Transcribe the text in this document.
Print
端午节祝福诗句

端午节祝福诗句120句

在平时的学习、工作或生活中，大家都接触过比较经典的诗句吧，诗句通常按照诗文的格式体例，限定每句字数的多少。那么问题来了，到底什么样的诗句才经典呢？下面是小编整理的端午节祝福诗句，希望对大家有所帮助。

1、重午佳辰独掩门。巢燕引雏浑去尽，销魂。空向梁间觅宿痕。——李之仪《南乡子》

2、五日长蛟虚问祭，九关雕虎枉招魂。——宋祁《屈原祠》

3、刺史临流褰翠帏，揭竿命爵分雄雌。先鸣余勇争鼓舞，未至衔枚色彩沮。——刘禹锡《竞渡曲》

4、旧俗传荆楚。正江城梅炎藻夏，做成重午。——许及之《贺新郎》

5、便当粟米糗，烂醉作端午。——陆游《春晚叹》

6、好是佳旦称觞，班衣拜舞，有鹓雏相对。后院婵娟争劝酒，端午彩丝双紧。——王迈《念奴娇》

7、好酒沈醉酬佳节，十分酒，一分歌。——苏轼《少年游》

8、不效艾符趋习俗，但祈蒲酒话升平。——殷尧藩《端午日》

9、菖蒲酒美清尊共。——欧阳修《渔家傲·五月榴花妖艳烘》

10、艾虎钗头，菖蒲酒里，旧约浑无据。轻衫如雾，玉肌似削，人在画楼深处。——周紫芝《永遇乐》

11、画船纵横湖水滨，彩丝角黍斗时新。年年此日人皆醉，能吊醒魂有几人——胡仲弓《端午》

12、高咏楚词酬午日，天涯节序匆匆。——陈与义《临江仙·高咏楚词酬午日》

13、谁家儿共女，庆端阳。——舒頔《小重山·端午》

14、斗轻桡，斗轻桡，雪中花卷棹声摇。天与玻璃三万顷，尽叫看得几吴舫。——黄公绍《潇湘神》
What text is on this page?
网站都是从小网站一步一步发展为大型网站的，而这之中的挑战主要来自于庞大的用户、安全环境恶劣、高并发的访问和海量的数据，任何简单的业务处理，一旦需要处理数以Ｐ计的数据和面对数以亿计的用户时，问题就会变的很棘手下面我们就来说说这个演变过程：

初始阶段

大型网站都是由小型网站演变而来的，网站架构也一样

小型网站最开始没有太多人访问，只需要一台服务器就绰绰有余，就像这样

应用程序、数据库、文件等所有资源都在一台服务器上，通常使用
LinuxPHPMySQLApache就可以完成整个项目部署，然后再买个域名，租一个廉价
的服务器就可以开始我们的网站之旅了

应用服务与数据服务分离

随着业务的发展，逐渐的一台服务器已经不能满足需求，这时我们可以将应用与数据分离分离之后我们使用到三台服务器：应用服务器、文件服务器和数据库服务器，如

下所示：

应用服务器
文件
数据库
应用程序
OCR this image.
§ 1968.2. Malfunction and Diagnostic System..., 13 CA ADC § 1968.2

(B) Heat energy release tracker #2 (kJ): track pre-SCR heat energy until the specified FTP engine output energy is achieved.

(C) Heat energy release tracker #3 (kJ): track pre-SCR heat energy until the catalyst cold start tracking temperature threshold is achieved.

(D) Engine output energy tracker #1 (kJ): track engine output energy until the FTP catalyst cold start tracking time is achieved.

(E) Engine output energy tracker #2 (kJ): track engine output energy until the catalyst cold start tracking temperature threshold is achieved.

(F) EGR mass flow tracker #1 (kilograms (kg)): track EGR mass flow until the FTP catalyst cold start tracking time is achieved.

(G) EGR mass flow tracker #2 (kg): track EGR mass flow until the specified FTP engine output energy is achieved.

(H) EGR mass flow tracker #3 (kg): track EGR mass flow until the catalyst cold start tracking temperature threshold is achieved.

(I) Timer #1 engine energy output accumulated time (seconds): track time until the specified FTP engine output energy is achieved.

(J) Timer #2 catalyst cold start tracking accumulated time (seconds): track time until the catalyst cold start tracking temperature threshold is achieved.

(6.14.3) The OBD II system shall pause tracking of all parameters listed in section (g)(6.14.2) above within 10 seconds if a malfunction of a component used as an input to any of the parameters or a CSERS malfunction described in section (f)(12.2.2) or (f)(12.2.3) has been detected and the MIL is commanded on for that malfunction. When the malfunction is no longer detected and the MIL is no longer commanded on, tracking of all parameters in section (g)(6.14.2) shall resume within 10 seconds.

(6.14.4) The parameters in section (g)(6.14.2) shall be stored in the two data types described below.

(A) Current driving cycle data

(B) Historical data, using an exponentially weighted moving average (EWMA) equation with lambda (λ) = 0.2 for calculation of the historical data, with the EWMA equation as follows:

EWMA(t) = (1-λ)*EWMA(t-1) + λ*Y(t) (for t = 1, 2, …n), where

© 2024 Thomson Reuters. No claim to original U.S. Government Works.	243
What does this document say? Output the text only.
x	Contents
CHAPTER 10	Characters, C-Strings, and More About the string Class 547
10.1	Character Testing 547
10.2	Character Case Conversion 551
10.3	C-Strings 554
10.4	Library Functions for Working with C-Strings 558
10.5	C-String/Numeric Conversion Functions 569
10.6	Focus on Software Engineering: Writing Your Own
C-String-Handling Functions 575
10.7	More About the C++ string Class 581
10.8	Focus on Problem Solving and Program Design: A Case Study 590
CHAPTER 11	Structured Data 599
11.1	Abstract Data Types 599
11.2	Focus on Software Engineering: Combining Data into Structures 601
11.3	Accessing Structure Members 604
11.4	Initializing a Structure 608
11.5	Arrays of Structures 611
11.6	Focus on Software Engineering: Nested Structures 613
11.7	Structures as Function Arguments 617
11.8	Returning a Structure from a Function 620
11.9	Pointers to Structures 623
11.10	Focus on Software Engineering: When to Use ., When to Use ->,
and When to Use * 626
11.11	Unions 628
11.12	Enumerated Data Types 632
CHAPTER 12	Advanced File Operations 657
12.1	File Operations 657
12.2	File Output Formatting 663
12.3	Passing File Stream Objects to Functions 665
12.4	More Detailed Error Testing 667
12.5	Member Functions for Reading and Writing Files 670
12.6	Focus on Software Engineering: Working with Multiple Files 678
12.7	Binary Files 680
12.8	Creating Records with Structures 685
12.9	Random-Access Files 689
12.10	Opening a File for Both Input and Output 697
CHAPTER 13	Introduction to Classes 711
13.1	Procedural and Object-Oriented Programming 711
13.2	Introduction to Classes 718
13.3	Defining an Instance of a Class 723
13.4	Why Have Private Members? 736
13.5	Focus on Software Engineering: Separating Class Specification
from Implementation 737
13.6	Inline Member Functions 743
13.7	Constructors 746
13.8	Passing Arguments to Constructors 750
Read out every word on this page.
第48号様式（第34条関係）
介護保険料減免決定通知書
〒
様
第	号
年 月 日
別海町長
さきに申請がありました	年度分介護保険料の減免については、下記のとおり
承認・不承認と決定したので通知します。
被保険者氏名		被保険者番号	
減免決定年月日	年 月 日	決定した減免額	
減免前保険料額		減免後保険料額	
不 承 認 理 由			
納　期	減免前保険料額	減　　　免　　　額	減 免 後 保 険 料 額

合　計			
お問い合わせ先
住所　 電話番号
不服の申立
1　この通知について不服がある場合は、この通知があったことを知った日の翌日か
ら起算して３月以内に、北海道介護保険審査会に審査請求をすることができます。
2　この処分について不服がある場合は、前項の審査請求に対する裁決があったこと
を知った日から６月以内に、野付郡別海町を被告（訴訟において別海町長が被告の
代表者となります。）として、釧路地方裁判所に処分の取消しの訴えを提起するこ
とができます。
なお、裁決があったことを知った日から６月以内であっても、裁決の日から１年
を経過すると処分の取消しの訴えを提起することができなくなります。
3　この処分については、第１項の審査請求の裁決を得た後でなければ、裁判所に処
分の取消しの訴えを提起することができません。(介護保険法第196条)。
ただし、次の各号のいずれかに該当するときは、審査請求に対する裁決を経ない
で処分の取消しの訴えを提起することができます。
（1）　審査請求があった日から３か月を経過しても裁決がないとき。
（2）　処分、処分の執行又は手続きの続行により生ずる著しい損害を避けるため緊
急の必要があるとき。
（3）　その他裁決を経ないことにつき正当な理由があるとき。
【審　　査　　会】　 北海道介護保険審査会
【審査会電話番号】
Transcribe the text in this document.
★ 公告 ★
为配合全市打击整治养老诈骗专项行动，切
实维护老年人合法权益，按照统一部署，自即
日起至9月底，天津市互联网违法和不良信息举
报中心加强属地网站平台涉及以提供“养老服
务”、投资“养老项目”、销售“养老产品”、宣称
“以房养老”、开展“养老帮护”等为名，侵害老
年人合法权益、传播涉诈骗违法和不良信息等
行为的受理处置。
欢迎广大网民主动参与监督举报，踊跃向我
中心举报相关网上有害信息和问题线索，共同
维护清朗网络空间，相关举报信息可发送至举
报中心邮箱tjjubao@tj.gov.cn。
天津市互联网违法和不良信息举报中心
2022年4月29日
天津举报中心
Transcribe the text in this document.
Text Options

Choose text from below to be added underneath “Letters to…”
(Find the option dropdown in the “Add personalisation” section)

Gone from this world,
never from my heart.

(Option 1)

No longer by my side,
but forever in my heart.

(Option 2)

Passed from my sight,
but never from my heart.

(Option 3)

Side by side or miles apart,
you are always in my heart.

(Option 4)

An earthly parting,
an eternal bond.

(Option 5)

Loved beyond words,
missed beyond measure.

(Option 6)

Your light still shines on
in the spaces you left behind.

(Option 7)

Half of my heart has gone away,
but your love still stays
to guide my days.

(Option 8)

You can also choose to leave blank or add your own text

_____

Within the listing above, copy each line that has the string "never".

never from my heart.
but never from my heart.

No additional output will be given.